INPUT RECORDS:

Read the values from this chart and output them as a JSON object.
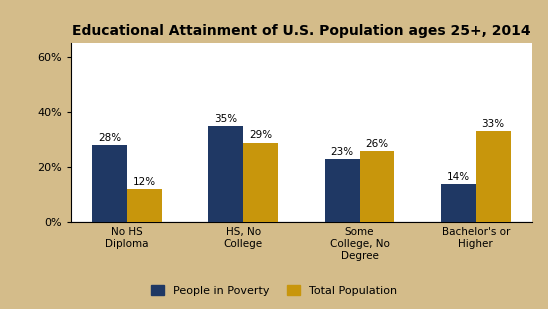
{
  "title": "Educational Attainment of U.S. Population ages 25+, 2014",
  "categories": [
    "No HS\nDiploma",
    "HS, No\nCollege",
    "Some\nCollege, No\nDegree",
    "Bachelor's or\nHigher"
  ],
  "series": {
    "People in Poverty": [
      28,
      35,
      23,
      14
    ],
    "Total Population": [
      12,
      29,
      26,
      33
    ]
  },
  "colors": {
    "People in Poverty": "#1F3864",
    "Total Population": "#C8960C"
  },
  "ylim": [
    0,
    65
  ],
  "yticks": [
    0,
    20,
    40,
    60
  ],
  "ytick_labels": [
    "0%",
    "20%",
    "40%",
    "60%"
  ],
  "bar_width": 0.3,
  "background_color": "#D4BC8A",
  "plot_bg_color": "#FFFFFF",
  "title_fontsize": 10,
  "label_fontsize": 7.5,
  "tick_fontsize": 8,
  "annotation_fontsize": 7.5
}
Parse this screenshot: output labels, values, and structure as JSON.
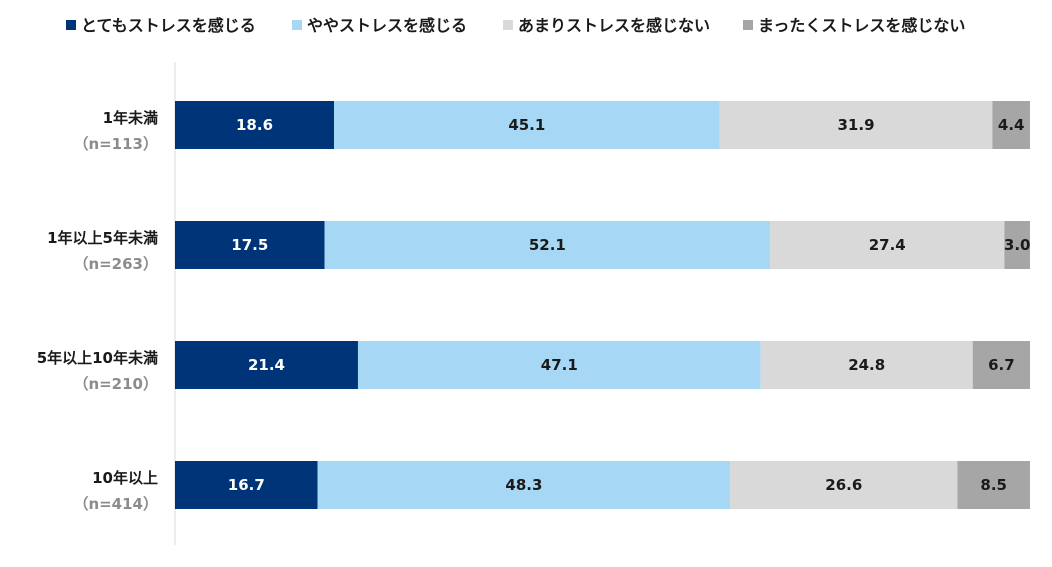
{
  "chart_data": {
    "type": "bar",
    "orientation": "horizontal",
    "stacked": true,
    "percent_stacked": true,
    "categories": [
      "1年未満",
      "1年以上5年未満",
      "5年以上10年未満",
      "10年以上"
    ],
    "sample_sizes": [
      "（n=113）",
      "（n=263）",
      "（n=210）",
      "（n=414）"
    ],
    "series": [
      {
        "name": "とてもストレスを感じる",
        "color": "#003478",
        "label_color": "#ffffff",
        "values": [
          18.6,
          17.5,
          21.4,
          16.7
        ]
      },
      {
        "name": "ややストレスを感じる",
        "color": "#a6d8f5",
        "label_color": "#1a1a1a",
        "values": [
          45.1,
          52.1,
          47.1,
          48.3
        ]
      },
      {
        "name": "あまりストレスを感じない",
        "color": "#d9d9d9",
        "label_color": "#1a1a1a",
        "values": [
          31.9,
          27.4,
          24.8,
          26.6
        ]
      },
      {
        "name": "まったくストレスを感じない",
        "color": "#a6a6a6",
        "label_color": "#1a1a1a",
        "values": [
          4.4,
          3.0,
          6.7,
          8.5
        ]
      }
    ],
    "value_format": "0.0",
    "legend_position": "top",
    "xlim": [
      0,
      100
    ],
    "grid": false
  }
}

SHORT PROBLEM:
What is needed is an exact reproduction of the data, pictures excluded.

WRITTEN ANSWER:
Read the values from this chart and output them as a JSON object.
{
  "title": "Educational Attainment of U.S. Population ages 25+, 2014",
  "categories": [
    "No HS\nDiploma",
    "HS, No\nCollege",
    "Some\nCollege, No\nDegree",
    "Bachelor's or\nHigher"
  ],
  "series": {
    "People in Poverty": [
      28,
      35,
      23,
      14
    ],
    "Total Population": [
      12,
      29,
      26,
      33
    ]
  },
  "colors": {
    "People in Poverty": "#1F3864",
    "Total Population": "#C8960C"
  },
  "ylim": [
    0,
    65
  ],
  "yticks": [
    0,
    20,
    40,
    60
  ],
  "ytick_labels": [
    "0%",
    "20%",
    "40%",
    "60%"
  ],
  "bar_width": 0.3,
  "background_color": "#D4BC8A",
  "plot_bg_color": "#FFFFFF",
  "title_fontsize": 10,
  "label_fontsize": 7.5,
  "tick_fontsize": 8,
  "annotation_fontsize": 7.5
}
Parse this screenshot: output labels, values, and structure as JSON.
{
  "chart_data": {
    "type": "bar",
    "orientation": "horizontal",
    "stacked": true,
    "percent_stacked": true,
    "categories": [
      "1年未満",
      "1年以上5年未満",
      "5年以上10年未満",
      "10年以上"
    ],
    "sample_sizes": [
      "（n=113）",
      "（n=263）",
      "（n=210）",
      "（n=414）"
    ],
    "series": [
      {
        "name": "とてもストレスを感じる",
        "color": "#003478",
        "label_color": "#ffffff",
        "values": [
          18.6,
          17.5,
          21.4,
          16.7
        ]
      },
      {
        "name": "ややストレスを感じる",
        "color": "#a6d8f5",
        "label_color": "#1a1a1a",
        "values": [
          45.1,
          52.1,
          47.1,
          48.3
        ]
      },
      {
        "name": "あまりストレスを感じない",
        "color": "#d9d9d9",
        "label_color": "#1a1a1a",
        "values": [
          31.9,
          27.4,
          24.8,
          26.6
        ]
      },
      {
        "name": "まったくストレスを感じない",
        "color": "#a6a6a6",
        "label_color": "#1a1a1a",
        "values": [
          4.4,
          3.0,
          6.7,
          8.5
        ]
      }
    ],
    "value_format": "0.0",
    "legend_position": "top",
    "xlim": [
      0,
      100
    ],
    "grid": false
  }
}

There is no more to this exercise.